(Information provided):
-=-=-

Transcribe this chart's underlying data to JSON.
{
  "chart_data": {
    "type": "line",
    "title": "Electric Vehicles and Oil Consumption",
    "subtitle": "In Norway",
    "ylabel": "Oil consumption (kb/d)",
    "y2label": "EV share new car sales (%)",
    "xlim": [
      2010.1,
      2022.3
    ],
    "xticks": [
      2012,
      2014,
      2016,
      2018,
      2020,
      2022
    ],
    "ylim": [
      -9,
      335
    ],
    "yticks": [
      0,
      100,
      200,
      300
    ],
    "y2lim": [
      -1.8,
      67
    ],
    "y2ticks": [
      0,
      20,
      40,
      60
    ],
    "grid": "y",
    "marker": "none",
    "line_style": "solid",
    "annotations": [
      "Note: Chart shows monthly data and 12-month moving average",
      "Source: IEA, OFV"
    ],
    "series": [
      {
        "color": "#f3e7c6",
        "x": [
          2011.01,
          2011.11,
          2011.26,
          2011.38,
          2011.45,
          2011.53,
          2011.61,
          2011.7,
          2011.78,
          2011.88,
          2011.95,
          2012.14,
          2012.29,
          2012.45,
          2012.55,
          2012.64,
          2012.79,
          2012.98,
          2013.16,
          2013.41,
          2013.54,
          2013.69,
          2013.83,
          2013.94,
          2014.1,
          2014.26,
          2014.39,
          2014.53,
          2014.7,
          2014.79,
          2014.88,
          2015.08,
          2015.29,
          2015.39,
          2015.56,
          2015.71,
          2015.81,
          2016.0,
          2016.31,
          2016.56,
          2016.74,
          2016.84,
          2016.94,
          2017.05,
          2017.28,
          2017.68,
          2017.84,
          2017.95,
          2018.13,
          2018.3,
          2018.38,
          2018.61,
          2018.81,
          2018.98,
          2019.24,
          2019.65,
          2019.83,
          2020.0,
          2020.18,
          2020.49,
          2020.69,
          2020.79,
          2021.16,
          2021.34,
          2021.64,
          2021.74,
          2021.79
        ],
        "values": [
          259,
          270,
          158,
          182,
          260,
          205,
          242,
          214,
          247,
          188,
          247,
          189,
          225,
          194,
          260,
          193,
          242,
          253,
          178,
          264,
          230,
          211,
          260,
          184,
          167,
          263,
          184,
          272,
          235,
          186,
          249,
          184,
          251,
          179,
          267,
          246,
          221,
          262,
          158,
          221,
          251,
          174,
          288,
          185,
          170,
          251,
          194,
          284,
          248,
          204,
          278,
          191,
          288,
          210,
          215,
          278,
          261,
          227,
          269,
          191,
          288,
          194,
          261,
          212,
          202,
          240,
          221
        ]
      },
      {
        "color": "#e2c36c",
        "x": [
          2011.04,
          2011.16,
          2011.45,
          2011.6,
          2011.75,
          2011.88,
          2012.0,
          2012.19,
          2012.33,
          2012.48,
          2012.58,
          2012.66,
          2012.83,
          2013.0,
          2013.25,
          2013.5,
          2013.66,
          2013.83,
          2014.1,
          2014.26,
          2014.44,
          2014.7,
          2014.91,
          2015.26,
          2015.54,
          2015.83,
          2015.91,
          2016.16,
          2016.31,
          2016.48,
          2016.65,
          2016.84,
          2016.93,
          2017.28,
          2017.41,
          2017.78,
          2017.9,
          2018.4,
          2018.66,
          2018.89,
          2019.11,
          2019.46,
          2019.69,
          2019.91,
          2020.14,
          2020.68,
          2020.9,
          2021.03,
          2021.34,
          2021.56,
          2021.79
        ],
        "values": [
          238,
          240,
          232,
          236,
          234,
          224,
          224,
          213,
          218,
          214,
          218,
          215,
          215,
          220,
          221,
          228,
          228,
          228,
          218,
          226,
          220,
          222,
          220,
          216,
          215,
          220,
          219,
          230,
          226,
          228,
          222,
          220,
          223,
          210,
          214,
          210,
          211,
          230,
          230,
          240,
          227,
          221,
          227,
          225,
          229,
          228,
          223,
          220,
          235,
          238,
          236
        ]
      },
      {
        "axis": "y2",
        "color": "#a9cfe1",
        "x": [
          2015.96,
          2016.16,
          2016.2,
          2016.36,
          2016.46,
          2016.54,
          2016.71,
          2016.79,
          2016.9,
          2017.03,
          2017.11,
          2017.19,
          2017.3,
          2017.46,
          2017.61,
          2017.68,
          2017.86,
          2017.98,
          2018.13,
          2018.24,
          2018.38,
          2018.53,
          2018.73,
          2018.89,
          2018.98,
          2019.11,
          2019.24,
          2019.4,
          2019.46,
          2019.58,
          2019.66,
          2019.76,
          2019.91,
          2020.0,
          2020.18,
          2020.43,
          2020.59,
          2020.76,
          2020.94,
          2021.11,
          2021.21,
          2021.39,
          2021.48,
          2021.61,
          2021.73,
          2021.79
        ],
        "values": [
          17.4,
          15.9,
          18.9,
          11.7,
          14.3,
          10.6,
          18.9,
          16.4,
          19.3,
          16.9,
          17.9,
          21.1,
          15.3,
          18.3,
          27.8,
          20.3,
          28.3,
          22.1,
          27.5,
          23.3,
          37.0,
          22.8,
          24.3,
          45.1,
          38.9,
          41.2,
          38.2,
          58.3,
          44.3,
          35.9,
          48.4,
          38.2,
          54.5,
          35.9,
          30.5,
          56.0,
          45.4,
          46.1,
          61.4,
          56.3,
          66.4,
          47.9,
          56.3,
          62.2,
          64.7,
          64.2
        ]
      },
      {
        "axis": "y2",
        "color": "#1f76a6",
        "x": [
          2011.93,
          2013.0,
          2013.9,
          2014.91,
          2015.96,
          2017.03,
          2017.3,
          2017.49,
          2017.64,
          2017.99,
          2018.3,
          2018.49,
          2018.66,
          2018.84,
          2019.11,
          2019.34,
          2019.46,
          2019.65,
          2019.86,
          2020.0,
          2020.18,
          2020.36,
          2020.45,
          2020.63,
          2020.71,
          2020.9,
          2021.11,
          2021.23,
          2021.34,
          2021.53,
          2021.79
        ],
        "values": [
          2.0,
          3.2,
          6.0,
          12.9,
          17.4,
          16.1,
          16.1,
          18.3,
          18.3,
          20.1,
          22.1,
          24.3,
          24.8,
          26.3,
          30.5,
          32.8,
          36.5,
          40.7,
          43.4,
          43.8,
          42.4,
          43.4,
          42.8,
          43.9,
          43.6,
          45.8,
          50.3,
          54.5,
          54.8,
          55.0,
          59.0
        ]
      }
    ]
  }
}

-=-=-

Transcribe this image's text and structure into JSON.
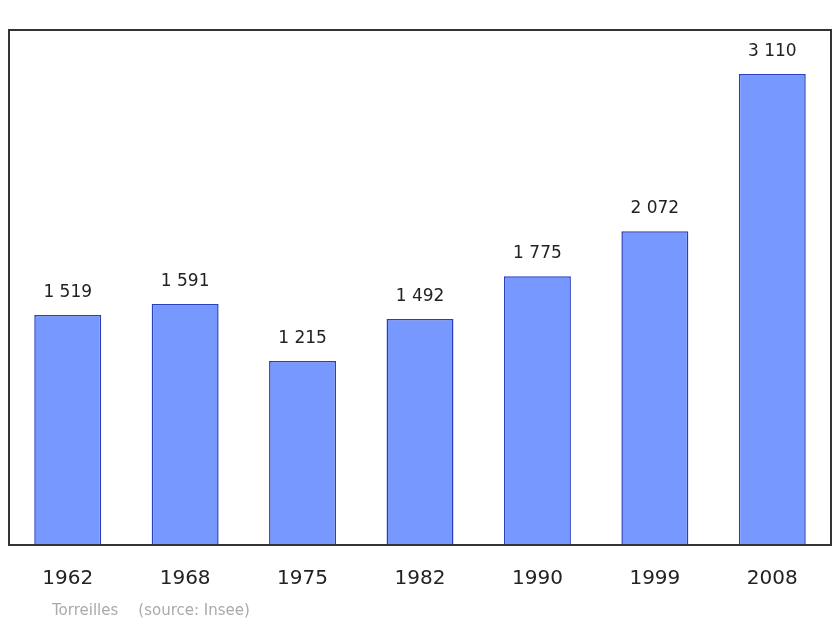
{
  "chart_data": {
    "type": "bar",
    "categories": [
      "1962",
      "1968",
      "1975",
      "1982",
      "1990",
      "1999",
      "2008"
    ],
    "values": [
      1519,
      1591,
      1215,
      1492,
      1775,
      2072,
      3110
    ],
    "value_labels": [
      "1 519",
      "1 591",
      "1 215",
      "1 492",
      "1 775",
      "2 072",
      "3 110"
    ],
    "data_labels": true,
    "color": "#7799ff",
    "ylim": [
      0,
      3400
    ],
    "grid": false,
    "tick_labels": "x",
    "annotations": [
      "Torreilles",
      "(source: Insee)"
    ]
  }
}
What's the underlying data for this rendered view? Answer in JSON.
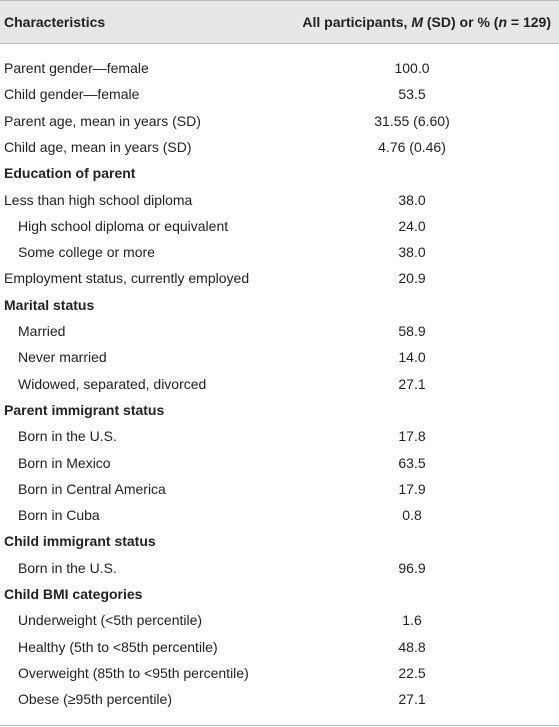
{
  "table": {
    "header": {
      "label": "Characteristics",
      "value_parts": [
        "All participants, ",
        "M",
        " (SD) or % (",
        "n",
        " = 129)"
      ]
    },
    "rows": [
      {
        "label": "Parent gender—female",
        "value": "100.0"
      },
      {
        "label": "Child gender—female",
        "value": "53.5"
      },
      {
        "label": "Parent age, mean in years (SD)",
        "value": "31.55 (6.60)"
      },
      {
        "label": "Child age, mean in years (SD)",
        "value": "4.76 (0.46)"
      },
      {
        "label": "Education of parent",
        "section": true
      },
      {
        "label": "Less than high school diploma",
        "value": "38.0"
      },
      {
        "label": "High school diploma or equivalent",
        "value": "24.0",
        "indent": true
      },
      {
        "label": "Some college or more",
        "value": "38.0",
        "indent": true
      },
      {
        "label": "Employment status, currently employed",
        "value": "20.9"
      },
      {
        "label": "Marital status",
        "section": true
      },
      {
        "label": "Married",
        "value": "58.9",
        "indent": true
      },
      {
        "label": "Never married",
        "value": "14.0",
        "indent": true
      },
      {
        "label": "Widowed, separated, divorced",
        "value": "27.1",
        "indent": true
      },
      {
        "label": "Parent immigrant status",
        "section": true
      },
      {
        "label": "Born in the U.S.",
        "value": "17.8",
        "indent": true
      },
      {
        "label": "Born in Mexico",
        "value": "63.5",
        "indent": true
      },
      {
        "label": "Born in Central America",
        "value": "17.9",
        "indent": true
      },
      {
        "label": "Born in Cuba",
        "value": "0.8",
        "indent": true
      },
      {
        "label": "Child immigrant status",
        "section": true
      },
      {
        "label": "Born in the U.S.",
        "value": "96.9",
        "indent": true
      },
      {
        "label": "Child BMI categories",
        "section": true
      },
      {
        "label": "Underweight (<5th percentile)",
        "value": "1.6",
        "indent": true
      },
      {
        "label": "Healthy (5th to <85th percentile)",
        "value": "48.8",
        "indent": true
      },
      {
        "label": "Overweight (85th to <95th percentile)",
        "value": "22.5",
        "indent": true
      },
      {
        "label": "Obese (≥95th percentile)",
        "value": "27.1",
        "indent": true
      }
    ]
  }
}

-=-=-

(Given instruction): Of the lines in the listing, how many hold the word "percentile"? Nothing but the number is needed.

(Task solution): 4